# THE DATA:
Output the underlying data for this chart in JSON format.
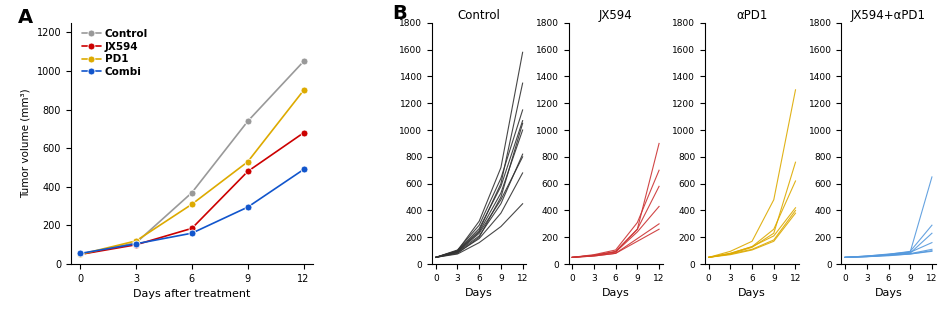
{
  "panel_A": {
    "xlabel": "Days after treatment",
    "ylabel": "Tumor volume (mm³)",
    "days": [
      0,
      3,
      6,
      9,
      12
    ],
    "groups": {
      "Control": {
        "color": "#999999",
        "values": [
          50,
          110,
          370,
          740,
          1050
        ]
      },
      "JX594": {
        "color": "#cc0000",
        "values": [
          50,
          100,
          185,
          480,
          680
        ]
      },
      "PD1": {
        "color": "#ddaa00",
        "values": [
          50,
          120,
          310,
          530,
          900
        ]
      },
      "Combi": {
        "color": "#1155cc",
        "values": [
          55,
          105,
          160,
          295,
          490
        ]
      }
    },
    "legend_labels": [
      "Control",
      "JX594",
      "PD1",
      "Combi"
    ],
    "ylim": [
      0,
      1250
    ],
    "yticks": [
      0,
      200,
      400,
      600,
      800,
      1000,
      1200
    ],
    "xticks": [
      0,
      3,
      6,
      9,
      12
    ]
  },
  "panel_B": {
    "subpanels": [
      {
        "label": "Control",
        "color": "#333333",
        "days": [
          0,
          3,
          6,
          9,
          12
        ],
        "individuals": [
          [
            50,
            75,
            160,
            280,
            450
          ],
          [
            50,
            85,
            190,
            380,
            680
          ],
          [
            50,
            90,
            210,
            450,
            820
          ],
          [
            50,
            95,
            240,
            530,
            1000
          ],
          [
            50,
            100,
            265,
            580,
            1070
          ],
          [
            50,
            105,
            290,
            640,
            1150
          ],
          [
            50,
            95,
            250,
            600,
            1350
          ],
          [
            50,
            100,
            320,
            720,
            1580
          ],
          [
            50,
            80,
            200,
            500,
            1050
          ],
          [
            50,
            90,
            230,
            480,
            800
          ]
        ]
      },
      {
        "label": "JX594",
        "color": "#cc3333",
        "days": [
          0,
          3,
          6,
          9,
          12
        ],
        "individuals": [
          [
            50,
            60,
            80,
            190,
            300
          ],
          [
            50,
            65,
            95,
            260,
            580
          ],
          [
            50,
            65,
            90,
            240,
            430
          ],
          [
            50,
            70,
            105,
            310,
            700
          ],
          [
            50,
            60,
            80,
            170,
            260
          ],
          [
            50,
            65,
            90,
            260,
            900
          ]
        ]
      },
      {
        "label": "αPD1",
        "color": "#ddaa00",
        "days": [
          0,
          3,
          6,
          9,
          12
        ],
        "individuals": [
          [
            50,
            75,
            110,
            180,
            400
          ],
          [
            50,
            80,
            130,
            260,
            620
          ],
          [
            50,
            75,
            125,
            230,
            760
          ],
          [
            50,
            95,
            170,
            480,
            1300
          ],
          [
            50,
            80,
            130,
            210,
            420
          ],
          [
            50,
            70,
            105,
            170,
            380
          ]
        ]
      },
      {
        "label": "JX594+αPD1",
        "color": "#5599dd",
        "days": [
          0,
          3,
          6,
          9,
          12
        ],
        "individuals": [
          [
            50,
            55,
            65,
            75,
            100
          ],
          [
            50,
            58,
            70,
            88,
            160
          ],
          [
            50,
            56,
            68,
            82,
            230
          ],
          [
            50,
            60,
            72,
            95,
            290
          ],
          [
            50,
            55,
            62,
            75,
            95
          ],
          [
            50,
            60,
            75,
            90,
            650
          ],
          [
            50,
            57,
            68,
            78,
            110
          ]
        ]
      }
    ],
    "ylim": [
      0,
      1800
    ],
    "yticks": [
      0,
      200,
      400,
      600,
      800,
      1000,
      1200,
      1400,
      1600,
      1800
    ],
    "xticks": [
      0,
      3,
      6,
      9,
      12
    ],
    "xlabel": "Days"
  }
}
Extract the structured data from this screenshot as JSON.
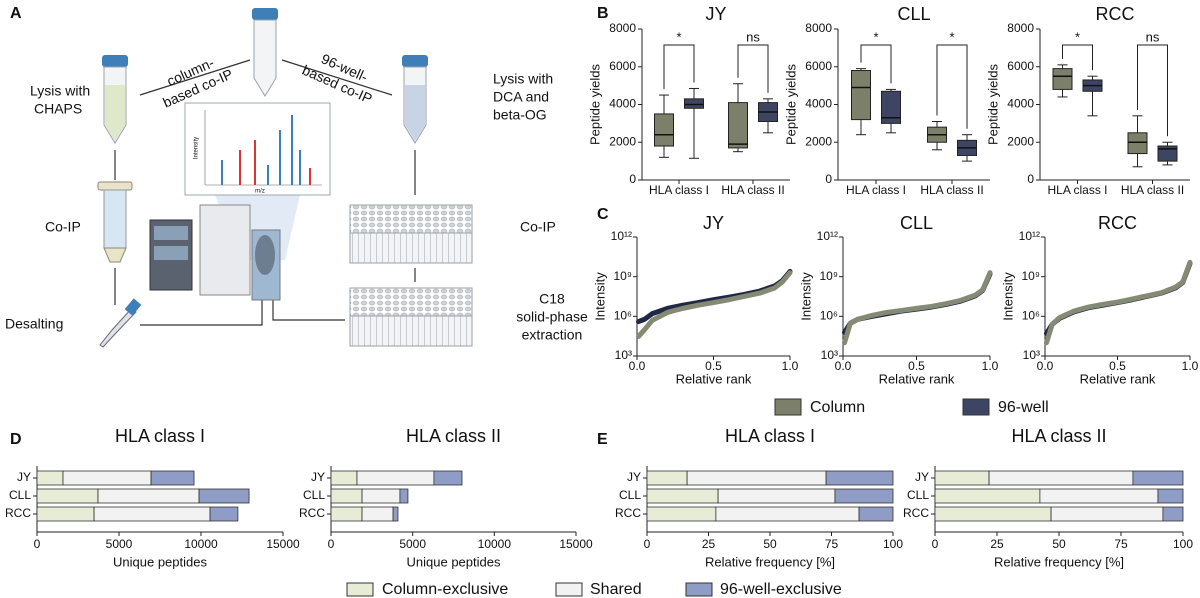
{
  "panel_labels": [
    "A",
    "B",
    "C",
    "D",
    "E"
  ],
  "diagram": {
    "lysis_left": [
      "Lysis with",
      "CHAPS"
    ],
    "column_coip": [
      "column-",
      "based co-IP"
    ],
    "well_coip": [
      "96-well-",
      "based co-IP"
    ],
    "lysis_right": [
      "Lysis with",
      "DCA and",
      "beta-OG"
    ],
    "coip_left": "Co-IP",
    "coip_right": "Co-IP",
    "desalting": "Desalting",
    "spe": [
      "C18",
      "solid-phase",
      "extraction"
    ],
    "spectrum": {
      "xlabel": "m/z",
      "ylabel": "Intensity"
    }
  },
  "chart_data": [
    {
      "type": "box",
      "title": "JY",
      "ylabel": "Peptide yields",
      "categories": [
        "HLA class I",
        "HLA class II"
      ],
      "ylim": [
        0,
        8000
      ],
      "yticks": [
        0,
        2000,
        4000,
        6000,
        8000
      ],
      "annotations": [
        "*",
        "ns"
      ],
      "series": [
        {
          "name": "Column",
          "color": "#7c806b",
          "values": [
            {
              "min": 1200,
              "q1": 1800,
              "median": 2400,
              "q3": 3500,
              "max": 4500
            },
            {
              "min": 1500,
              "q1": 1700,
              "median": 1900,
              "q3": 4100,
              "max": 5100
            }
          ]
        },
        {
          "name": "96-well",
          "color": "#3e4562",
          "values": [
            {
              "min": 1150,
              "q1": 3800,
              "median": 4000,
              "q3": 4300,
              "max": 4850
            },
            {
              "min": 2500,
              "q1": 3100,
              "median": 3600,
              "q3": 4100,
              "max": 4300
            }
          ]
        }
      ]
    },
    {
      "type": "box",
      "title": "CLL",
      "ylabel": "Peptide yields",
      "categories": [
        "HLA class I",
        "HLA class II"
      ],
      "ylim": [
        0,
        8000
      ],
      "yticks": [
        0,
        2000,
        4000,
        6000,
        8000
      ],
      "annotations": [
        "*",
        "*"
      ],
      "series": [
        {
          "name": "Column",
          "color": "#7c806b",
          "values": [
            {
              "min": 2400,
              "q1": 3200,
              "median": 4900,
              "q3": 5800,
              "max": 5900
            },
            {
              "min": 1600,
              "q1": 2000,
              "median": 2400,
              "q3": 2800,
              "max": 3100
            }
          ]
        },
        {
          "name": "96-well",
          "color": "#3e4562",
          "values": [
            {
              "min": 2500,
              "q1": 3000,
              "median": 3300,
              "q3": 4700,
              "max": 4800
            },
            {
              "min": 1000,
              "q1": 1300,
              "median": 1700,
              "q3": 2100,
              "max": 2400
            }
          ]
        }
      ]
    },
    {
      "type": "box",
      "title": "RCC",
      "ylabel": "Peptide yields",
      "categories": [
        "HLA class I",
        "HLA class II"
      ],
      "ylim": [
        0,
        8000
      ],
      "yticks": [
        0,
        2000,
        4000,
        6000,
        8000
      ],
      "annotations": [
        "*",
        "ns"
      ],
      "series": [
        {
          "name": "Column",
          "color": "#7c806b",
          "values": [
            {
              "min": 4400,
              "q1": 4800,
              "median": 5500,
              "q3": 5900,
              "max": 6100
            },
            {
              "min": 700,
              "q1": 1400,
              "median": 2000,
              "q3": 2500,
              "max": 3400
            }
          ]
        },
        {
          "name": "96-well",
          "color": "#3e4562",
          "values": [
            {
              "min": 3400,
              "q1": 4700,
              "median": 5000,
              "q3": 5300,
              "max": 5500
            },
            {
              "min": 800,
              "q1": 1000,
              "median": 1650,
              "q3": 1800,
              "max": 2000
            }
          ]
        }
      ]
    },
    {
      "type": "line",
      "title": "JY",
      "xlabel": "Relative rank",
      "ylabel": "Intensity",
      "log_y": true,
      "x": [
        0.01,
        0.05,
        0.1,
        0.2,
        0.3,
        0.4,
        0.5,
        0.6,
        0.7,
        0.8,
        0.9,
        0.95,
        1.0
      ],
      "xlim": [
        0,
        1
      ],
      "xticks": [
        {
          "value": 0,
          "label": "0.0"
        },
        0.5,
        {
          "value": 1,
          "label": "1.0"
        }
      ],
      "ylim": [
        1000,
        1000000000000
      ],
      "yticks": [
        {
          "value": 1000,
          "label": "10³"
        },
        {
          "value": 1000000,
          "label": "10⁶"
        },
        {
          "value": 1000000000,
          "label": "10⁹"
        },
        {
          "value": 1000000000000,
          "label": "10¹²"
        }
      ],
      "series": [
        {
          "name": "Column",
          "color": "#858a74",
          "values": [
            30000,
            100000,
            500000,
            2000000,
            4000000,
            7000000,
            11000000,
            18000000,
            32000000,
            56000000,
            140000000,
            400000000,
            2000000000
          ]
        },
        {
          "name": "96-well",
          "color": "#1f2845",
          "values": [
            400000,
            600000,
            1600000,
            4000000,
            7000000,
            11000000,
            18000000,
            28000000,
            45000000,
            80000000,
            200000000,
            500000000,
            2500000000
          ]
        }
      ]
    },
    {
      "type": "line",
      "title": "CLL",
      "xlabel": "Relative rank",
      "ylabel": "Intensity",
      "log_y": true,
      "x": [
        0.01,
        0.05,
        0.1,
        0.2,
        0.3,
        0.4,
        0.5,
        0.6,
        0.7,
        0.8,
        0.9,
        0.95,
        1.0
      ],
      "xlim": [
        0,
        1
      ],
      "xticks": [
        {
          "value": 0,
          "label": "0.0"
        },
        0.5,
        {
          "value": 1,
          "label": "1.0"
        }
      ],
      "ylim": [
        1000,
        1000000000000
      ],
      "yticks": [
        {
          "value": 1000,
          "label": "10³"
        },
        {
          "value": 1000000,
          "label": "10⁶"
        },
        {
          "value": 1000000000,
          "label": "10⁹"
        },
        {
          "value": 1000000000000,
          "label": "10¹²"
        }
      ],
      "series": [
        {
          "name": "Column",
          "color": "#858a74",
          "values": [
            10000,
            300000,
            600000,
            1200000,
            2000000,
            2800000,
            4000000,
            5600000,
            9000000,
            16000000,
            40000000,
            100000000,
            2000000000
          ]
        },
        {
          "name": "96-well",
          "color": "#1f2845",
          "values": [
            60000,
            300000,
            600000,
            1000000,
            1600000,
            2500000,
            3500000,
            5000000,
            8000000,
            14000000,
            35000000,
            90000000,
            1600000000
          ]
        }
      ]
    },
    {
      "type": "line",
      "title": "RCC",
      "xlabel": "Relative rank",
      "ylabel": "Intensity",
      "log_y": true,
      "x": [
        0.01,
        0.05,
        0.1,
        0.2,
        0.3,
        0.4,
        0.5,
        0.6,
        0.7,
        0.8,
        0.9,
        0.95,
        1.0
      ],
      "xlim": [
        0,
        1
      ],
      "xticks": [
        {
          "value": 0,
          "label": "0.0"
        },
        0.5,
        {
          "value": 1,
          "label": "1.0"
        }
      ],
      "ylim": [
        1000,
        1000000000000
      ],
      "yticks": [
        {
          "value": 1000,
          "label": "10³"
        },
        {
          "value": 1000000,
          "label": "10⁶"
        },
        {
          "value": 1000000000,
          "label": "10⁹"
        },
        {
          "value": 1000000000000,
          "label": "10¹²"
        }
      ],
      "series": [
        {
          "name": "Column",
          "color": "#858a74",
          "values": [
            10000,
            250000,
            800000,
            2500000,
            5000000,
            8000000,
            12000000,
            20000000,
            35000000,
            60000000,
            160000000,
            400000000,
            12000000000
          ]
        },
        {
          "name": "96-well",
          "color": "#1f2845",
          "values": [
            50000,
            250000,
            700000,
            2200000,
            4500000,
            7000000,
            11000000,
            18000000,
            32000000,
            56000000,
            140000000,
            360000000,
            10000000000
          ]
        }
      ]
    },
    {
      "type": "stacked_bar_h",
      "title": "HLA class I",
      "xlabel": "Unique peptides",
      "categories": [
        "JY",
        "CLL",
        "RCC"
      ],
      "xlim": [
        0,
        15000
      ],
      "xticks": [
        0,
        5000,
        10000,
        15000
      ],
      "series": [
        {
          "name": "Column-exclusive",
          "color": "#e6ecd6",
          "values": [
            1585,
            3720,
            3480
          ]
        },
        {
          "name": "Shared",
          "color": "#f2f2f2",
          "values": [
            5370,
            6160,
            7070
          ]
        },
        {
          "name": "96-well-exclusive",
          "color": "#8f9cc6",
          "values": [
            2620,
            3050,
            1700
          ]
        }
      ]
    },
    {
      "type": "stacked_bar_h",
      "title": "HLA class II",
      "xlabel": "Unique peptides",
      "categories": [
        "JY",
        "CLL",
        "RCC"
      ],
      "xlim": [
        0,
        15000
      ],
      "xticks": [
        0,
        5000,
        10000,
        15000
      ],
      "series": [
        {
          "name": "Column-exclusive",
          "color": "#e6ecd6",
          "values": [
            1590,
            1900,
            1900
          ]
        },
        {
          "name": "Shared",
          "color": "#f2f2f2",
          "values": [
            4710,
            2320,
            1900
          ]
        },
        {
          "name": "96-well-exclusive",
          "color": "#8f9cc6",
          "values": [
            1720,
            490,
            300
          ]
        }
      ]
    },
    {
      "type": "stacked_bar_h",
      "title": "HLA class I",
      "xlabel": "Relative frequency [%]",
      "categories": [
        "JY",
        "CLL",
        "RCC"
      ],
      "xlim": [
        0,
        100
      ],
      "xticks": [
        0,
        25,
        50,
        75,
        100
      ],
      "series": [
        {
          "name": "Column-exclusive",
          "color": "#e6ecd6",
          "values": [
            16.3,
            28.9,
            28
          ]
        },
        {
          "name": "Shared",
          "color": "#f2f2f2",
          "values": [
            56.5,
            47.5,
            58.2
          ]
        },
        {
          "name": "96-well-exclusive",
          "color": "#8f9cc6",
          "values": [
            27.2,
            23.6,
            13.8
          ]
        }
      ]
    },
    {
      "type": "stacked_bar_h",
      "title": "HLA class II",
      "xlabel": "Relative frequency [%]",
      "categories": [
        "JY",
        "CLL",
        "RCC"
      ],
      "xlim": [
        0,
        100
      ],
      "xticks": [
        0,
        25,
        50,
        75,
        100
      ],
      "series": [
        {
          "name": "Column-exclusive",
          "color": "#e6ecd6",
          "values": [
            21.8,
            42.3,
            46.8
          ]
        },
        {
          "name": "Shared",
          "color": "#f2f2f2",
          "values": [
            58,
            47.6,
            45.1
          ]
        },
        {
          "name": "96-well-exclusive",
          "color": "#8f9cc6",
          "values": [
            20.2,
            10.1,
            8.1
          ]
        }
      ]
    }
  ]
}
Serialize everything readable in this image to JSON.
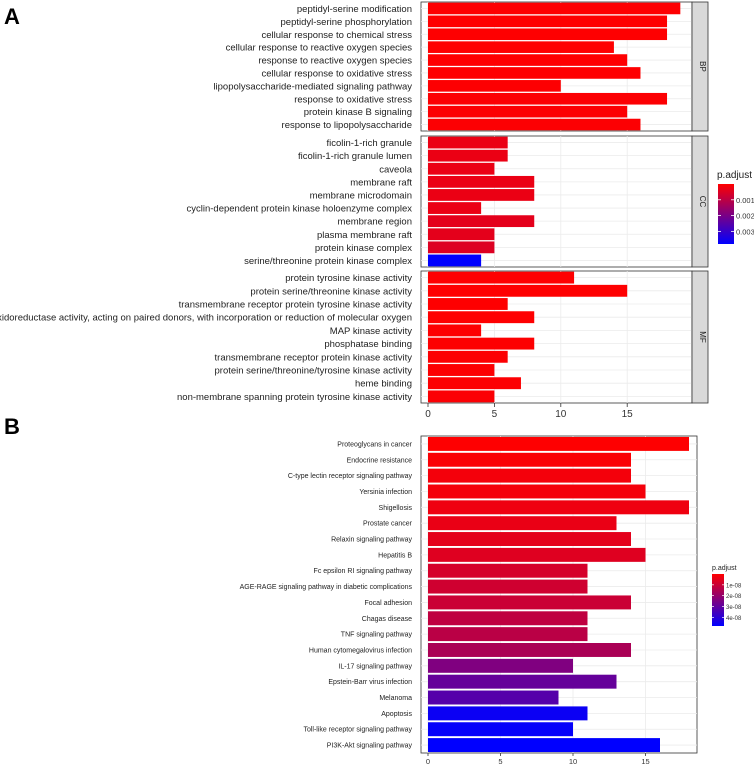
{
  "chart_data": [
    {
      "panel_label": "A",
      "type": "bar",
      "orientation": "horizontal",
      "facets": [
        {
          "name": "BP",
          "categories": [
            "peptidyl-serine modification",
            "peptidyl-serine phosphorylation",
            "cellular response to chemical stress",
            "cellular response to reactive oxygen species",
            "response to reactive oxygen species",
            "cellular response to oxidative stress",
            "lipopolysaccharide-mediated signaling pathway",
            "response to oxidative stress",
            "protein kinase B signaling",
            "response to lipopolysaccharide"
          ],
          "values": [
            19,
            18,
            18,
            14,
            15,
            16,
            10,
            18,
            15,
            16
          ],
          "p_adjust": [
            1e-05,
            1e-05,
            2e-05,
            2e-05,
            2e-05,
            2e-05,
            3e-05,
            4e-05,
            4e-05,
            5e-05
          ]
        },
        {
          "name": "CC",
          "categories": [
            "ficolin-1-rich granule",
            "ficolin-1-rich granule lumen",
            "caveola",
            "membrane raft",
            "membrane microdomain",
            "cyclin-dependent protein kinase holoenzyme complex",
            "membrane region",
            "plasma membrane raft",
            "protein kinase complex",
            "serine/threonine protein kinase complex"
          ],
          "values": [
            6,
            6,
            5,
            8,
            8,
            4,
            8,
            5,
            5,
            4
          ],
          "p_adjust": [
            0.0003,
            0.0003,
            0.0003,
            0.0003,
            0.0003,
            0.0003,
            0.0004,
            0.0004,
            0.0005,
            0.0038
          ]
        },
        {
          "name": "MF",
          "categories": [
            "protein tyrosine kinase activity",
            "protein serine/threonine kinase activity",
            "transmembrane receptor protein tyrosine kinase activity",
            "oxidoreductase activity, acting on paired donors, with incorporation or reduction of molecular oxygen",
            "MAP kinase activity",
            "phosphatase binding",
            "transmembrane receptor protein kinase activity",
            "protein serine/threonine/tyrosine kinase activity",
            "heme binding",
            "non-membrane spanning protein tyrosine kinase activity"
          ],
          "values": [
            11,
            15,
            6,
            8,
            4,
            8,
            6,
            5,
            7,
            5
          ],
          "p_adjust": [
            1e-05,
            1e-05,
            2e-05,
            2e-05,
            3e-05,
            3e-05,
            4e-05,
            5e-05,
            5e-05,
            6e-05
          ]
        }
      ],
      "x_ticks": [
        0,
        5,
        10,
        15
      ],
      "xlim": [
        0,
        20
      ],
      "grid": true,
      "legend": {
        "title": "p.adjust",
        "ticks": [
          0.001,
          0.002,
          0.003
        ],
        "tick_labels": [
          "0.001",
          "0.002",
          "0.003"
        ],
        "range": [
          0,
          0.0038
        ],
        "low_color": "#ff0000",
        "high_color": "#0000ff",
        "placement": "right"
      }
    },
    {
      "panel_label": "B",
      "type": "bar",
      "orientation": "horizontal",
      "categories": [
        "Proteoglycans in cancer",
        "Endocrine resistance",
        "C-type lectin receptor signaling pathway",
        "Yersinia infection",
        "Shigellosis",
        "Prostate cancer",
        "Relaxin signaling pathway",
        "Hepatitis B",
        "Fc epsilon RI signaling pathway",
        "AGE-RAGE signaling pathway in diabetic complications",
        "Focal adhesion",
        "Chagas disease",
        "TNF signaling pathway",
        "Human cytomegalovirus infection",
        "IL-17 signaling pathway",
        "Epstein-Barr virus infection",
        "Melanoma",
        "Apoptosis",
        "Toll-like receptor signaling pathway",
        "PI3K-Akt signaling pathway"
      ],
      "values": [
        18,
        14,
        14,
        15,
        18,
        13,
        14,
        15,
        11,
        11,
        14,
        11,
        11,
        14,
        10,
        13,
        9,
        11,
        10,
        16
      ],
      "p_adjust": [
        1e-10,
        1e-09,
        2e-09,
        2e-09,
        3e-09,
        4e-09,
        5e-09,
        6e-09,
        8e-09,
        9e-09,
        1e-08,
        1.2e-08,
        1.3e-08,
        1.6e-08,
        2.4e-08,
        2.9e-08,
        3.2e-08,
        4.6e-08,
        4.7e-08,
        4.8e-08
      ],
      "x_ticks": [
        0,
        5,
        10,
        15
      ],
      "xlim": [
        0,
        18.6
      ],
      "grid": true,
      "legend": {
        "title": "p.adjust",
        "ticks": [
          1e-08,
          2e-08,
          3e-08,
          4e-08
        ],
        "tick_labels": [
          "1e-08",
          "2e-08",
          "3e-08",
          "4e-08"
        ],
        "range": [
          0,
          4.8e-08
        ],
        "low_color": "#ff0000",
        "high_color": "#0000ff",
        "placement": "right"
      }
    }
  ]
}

# AIM OF THE EXERCISE:
Only lines with the word "peptidyl" go in the answer. Take them all from the entries above.

# RESPONSE AREA:
            "peptidyl-serine modification",
            "peptidyl-serine phosphorylation",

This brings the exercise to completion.